** start of Material for this exercise **

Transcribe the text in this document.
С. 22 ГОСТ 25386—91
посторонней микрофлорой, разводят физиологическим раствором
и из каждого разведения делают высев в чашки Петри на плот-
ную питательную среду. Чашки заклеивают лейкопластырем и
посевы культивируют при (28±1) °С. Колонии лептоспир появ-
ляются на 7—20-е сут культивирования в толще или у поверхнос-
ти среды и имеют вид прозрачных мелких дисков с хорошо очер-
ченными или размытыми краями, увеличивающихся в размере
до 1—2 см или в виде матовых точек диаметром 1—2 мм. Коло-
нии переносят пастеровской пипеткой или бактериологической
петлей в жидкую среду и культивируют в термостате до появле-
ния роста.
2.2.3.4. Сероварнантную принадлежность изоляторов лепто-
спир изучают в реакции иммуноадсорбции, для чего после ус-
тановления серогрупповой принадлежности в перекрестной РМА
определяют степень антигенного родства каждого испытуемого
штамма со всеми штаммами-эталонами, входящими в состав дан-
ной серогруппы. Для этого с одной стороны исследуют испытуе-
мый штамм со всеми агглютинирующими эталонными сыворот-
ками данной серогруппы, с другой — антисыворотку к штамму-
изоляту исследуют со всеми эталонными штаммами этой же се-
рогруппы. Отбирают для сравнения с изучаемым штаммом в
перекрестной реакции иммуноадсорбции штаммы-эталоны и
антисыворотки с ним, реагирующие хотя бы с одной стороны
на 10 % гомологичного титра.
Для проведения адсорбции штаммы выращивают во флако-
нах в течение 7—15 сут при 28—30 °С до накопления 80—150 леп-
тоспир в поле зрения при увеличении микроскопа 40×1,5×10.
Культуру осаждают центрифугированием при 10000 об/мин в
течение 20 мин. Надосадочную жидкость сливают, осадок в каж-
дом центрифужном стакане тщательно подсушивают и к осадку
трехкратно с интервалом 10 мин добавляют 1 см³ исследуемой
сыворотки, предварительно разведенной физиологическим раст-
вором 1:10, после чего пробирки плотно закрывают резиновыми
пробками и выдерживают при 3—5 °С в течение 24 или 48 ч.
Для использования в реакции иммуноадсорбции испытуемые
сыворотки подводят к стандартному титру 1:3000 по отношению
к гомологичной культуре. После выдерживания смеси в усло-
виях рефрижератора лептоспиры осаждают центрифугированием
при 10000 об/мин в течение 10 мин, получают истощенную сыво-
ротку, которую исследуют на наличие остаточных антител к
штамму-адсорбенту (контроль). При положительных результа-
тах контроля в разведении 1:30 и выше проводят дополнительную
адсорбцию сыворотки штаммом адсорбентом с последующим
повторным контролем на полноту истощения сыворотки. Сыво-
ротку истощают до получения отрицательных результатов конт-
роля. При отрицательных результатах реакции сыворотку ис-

** end of Material for this exercise **

> [Task to carry out]:
State only how many lines in the material include "осаждают".

> [Problem solution]:
2